→ **页面摘录**
我们定义 $g[i][j]$ 表示城市 $i$ 到城市 $j$ 的最短距离，初始时 $g[i][j] = \infty$, $g[i][i] = 0$，然后我们遍历所有边，对于每条边 $(f, t, w)$，我们令 $g[f][t] = g[t][f] = w$。

接下来，我们用 Floyd 算法求出任意两点之间的最短距离。具体地，我们先枚举中间点 $k$，再枚举起点 $i$ 和终点 $j$，如果 $g[i][k] + g[k][j] \lt g[i][j]$，那么我们就用更短的距离 $g[i][k] + g[k][j]$ 更新 $g[i][j]$。

最后，我们枚举每个城市 $i$ 作为起点，统计距离不超过阈值的城市个数，最后取最小的个数且编号最大的城市。

时间复杂度 $O(n^3)$，空间复杂度 $O(n^2)$。其中 $n$ 为城市个数。

class Solution:
  def findTheCity(
    self, n: int, edges: List[List[int]], distanceThreshold: int
  ) -> int:
    g = [[inf] * n for _ in range(n)]
    for f, t, w in edges:
      g[f][t] = g[t][f] = w

    for k in range(n):
      g[k][k] = 0
      for i in range(n):
        for j in range(n):
          # g[i][j] = min(g[i][j], g[i][k] + g[k][j])
          if g[i][k] + g[k][j] < g[i][j]:
            g[i][j] = g[i][k] + g[k][j]

    ans, cnt = n, inf
    for i in range(n - 1, -1, -1):
      t = sum(d <= distanceThreshold for d in g[i])
      if t < cnt:
        cnt, ans = t, i
    return ans

class Solution {
  public int findTheCity(int n, int[][] edges, int distanceThreshold) {
    final int inf = 1 << 29;
    int[][] g = new int[n][n];
    for (var e : g) {
      Arrays.fill(e, inf);
    }
    for (var e : edges) {
      int f = e[0], t = e[1], w = e[2];
      g[f][t] = w;
      g[t][f] = w;
    }
    for (int k = 0; k < n; ++k) {
      g[k][k] = 0;
      for (int i = 0; i < n; ++i) {
        for (int j = 0; j < n; ++j) {
          g[i][j] = Math.min(g[i][j], g[i][k] + g[k][j]);
        }
      }
    }
    int ans = n, cnt = inf;
    for (int i = n - 1; i >= 0; --i) {
      int t = 0;
      for (int d : g[i]) {
        if (d <= distanceThreshold) {
          ++t;
        }
      }
      if (t < cnt) {
        cnt = t;
        ans = i;
      }
    }
    return ans;
  }
}

class Solution {
public:
  int findTheCity(int n, vector<vector<int>>& edges, int distanceThreshold) {
    int g[n][n];
    memset(g, 0x3f, sizeof(g));
    for (auto& e : edges) {
      int f = e[0], t = e[1], w = e[2];
      g[f][t] = g[t][f] = w;
    }
    for (int k = 0; k < n; ++k) {
      g[k][k] = 0;
      for (int i = 0; i < n; ++i) {
        for (int j = 0; j < n; ++j) {
          g[i][j] = min(g[i][j], g[i][k] + g[k][j]);
        }
      }
    }
    int ans = n, cnt = n + 1;
    for (int i = n - 1; ~i; --i) {
      int t = count_if(g[i], g[i] + n, [&](int x) { return x <= distanceThreshold; });
      if (t < cnt) {
        cnt = t;
        ans = i;
      }
    }
    return ans;
  }
};

func findTheCity(n int, edges [][]int, distanceThreshold int) int {
  g := make([][]int, n)

→ **提取材料**

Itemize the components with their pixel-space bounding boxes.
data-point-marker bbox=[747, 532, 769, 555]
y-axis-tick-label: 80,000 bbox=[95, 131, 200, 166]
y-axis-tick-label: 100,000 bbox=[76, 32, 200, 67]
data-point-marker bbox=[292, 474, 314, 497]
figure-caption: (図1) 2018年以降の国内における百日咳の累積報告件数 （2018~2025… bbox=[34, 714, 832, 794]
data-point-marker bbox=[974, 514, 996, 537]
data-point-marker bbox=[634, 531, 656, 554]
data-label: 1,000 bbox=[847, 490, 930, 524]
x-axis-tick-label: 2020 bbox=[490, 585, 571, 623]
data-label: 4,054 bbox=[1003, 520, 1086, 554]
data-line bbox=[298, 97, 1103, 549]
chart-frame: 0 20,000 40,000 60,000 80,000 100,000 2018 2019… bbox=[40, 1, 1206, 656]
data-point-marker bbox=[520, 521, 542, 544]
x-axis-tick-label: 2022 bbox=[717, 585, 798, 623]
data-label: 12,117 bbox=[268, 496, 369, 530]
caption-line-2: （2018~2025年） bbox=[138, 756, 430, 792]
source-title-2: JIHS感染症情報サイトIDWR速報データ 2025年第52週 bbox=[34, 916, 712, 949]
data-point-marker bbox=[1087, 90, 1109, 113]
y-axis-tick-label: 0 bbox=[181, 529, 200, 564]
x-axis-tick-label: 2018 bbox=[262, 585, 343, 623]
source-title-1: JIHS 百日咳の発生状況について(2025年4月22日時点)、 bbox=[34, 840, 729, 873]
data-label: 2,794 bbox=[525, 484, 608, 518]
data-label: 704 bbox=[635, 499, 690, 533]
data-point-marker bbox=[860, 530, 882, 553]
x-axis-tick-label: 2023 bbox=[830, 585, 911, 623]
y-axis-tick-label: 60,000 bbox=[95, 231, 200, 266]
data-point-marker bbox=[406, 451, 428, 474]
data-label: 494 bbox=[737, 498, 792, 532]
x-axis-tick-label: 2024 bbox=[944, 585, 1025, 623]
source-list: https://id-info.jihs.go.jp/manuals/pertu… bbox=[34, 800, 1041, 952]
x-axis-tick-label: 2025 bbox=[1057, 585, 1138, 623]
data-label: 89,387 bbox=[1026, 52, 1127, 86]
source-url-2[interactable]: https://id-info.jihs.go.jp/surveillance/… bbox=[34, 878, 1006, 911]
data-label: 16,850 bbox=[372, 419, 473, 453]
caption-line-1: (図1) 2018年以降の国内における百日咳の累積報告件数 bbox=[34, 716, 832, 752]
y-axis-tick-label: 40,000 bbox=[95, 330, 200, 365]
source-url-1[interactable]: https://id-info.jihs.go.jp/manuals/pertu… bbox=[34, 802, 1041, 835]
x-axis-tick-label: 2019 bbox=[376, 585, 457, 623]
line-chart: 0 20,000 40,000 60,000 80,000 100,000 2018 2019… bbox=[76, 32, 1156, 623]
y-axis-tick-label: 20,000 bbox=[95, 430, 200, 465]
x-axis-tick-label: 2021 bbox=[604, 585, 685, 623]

→ **任务要求 1**
页面摘录中有一段以“def findTheCity(”定义函数的代码。列出该函数的全部参数名。
→ **任务要求 2**
请将页面摘录中从“我们定义 $g[i][j]$ 表示城市”起、到“g[k][j]$ 更新 $g[i][j]$。”为止（含这部分）的文字原样复制下来。

→ **书面回答 1**
self、n、edges、distanceThreshold

→ **书面回答 2**
我们定义 $g[i][j]$ 表示城市 $i$ 到城市 $j$ 的最短距离，初始时 $g[i][j] = \infty$, $g[i][i] = 0$，然后我们遍历所有边，对于每条边 $(f, t, w)$，我们令 $g[f][t] = g[t][f] = w$。

接下来，我们用 Floyd 算法求出任意两点之间的最短距离。具体地，我们先枚举中间点 $k$，再枚举起点 $i$ 和终点 $j$，如果 $g[i][k] + g[k][j] \lt g[i][j]$，那么我们就用更短的距离 $g[i][k] + g[k][j]$ 更新 $g[i][j]$。